## Work to complete
Print the entries verbatim, leaving out the images they contain.

## Data for this exercise
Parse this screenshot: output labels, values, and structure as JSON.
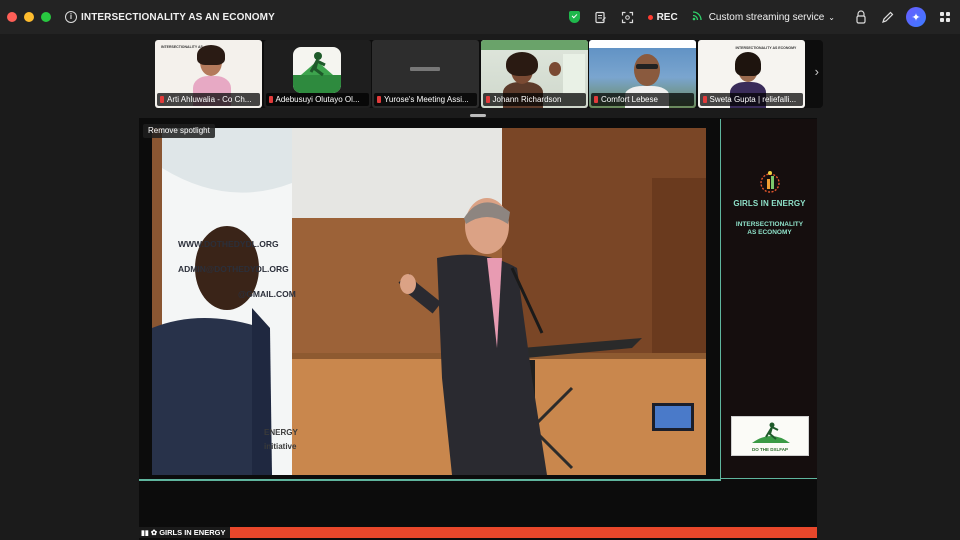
{
  "window": {
    "title": "INTERSECTIONALITY AS AN ECONOMY"
  },
  "toolbar": {
    "rec_label": "REC",
    "streaming_label": "Custom streaming service",
    "colors": {
      "accent": "#1fb84c",
      "rec": "#ff3b30"
    }
  },
  "participants": [
    {
      "name": "Arti Ahluwalia - Co Ch..."
    },
    {
      "name": "Adebusuyi Olutayo Ol..."
    },
    {
      "name": "Yurose's Meeting Assi..."
    },
    {
      "name": "Johann Richardson"
    },
    {
      "name": "Comfort Lebese"
    },
    {
      "name": "Sweta Gupta | reliefalli..."
    }
  ],
  "spotlight": {
    "button_label": "Remove spotlight"
  },
  "side_panel": {
    "brand": "GIRLS IN ENERGY",
    "subtitle_line1": "INTERSECTIONALITY",
    "subtitle_line2": "AS ECONOMY",
    "partner_logo_text": "DO THE DXLFAP"
  },
  "video_banner_text": [
    "WWW.DOTHEDYDL.ORG",
    "ADMIN@DOTHEDYDL.ORG",
    "@GMAIL.COM",
    "ENERGY",
    "initiative"
  ],
  "ticker": {
    "label": "GIRLS IN ENERGY"
  }
}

## Exercise solution
Parse this screenshot: output labels, values, and structure as JSON.
{
  "window": {
    "title": "INTERSECTIONALITY AS AN ECONOMY"
  },
  "toolbar": {
    "rec_label": "REC",
    "streaming_label": "Custom streaming service",
    "colors": {
      "accent": "#1fb84c",
      "rec": "#ff3b30"
    }
  },
  "participants": [
    {
      "name": "Arti Ahluwalia - Co Ch..."
    },
    {
      "name": "Adebusuyi Olutayo Ol..."
    },
    {
      "name": "Yurose's Meeting Assi..."
    },
    {
      "name": "Johann Richardson"
    },
    {
      "name": "Comfort Lebese"
    },
    {
      "name": "Sweta Gupta | reliefalli..."
    }
  ],
  "spotlight": {
    "button_label": "Remove spotlight"
  },
  "side_panel": {
    "brand": "GIRLS IN ENERGY",
    "subtitle_line1": "INTERSECTIONALITY",
    "subtitle_line2": "AS ECONOMY",
    "partner_logo_text": "DO THE DXLFAP"
  },
  "video_banner_text": [
    "WWW.DOTHEDYDL.ORG",
    "ADMIN@DOTHEDYDL.ORG",
    "@GMAIL.COM",
    "ENERGY",
    "initiative"
  ],
  "ticker": {
    "label": "GIRLS IN ENERGY"
  }
}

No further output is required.